(What to work on) Print the records below exactly as they appear.

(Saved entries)

···

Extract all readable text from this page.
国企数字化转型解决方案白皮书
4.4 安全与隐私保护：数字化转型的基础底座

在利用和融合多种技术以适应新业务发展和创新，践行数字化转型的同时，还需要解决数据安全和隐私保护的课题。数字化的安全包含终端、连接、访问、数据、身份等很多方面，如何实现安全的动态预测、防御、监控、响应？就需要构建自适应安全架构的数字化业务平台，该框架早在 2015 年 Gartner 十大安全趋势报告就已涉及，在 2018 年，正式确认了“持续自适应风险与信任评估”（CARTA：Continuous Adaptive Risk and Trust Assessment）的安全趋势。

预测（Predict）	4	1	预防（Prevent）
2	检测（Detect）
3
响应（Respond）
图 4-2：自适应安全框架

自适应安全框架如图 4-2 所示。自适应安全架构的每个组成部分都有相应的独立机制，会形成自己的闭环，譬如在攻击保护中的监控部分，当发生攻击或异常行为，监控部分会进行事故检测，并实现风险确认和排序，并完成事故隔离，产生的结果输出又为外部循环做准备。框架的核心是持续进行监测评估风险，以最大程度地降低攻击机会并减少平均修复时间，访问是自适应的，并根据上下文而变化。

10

···

(Solved problem)
Extract all readable text from this page.
国企数字化转型解决方案白皮书
4.4 安全与隐私保护：数字化转型的基础底座

在利用和融合多种技术以适应新业务发展和创新，践行数字化转型的同时，还需要解决数据安全和隐私保护的课题。数字化的安全包含终端、连接、访问、数据、身份等很多方面，如何实现安全的动态预测、防御、监控、响应？就需要构建自适应安全架构的数字化业务平台，该框架早在 2015 年 Gartner 十大安全趋势报告就已涉及，在 2018 年，正式确认了“持续自适应风险与信任评估”（CARTA：Continuous Adaptive Risk and Trust Assessment）的安全趋势。

预测（Predict）	4	1	预防（Prevent）
2	检测（Detect）
3
响应（Respond）
图 4-2：自适应安全框架

自适应安全框架如图 4-2 所示。自适应安全架构的每个组成部分都有相应的独立机制，会形成自己的闭环，譬如在攻击保护中的监控部分，当发生攻击或异常行为，监控部分会进行事故检测，并实现风险确认和排序，并完成事故隔离，产生的结果输出又为外部循环做准备。框架的核心是持续进行监测评估风险，以最大程度地降低攻击机会并减少平均修复时间，访问是自适应的，并根据上下文而变化。

10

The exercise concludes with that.